STATED TASK:
Return only the lines starting at the line that contains "Output a JSON" and ending with the final line of the listing; include both endpoints.

DATA SHOWN:
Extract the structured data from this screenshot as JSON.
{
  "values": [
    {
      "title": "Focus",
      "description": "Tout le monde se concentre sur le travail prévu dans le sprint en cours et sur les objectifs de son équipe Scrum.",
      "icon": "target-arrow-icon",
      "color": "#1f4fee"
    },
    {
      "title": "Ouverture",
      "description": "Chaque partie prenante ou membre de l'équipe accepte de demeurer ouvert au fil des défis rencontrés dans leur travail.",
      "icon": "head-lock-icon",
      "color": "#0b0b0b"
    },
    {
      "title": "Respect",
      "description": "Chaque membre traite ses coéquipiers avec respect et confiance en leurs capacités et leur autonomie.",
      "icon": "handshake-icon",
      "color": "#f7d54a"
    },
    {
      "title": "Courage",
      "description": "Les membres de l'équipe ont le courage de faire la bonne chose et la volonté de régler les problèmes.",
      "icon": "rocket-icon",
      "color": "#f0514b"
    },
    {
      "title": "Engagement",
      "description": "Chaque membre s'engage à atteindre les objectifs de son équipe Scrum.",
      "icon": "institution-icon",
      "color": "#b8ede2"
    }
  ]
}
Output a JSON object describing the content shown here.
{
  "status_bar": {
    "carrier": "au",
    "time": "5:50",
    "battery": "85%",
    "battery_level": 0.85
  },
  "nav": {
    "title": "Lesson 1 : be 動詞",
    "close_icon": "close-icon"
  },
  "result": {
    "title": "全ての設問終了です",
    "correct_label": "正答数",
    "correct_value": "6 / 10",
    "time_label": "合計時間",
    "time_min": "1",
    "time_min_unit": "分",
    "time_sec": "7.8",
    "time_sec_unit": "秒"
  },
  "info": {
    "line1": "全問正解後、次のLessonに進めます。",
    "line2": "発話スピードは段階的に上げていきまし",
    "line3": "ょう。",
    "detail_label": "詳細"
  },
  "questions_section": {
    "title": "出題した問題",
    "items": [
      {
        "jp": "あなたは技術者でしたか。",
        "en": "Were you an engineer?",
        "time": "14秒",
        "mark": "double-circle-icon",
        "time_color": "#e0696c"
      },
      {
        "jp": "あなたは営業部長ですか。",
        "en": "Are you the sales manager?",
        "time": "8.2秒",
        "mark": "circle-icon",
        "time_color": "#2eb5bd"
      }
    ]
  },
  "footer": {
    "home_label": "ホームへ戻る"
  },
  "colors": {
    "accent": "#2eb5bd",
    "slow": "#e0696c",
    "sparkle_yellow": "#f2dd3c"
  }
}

WORKED SOLUTION:
Output a JSON object describing the content shown here.
{
  "status_bar": {
    "carrier": "au",
    "time": "5:50",
    "battery": "85%",
    "battery_level": 0.85
  },
  "nav": {
    "title": "Lesson 1 : be 動詞",
    "close_icon": "close-icon"
  },
  "result": {
    "title": "全ての設問終了です",
    "correct_label": "正答数",
    "correct_value": "6 / 10",
    "time_label": "合計時間",
    "time_min": "1",
    "time_min_unit": "分",
    "time_sec": "7.8",
    "time_sec_unit": "秒"
  },
  "info": {
    "line1": "全問正解後、次のLessonに進めます。",
    "line2": "発話スピードは段階的に上げていきまし",
    "line3": "ょう。",
    "detail_label": "詳細"
  },
  "questions_section": {
    "title": "出題した問題",
    "items": [
      {
        "jp": "あなたは技術者でしたか。",
        "en": "Were you an engineer?",
        "time": "14秒",
        "mark": "double-circle-icon",
        "time_color": "#e0696c"
      },
      {
        "jp": "あなたは営業部長ですか。",
        "en": "Are you the sales manager?",
        "time": "8.2秒",
        "mark": "circle-icon",
        "time_color": "#2eb5bd"
      }
    ]
  },
  "footer": {
    "home_label": "ホームへ戻る"
  },
  "colors": {
    "accent": "#2eb5bd",
    "slow": "#e0696c",
    "sparkle_yellow": "#f2dd3c"
  }
}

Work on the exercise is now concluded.